Provide only the number of lines in the records below that include "native".

[Stored items from a collection]
===============
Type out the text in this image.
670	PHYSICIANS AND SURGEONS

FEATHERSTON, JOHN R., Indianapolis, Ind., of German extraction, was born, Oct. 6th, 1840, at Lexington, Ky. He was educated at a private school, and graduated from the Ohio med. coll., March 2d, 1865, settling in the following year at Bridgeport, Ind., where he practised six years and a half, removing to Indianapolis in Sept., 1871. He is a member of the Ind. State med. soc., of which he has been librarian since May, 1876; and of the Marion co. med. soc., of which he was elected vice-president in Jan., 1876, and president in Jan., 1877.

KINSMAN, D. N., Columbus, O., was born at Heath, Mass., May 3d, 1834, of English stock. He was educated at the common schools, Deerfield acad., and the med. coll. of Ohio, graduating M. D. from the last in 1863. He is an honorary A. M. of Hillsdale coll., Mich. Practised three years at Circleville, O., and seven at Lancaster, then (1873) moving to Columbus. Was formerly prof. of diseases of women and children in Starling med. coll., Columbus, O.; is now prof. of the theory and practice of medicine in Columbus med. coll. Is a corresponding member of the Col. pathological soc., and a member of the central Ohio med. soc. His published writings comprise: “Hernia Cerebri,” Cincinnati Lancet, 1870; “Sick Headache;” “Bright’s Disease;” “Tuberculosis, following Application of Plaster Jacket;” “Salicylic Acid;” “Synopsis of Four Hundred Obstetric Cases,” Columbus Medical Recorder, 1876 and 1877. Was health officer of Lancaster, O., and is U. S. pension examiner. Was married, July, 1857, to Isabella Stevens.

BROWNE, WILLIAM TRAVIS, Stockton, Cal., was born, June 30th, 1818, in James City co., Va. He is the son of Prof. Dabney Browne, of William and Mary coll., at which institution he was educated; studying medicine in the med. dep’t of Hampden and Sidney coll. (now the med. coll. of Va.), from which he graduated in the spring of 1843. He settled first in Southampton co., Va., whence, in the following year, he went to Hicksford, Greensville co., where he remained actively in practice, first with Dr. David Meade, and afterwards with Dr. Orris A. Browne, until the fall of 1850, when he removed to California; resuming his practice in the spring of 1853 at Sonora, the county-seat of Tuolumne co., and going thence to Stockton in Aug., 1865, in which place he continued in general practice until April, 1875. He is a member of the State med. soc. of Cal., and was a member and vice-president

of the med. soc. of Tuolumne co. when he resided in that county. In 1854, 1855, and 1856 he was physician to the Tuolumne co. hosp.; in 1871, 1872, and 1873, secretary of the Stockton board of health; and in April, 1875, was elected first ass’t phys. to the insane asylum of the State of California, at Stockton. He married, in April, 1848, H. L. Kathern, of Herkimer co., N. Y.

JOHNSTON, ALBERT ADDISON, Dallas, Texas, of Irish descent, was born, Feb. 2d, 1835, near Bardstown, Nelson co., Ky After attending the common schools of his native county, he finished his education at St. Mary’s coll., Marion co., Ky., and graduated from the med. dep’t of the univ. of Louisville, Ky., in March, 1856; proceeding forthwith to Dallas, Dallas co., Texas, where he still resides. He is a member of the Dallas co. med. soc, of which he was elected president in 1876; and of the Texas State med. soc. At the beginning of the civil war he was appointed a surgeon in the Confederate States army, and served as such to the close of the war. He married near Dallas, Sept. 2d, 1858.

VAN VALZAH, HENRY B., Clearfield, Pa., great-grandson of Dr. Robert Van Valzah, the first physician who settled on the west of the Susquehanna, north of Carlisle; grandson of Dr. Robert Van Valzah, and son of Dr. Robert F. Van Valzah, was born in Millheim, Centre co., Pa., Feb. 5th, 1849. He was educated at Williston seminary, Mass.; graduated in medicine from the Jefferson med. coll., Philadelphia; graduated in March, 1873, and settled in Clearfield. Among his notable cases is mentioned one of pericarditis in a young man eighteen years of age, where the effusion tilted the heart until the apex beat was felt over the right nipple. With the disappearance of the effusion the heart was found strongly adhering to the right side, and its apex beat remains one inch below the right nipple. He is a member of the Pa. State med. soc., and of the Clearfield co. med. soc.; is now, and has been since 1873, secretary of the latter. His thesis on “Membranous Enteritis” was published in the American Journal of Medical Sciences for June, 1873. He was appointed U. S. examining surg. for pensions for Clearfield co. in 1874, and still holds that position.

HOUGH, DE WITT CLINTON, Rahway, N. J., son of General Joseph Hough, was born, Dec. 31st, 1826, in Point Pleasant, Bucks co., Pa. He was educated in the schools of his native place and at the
===============
» **WRITTEN REPLY**: 2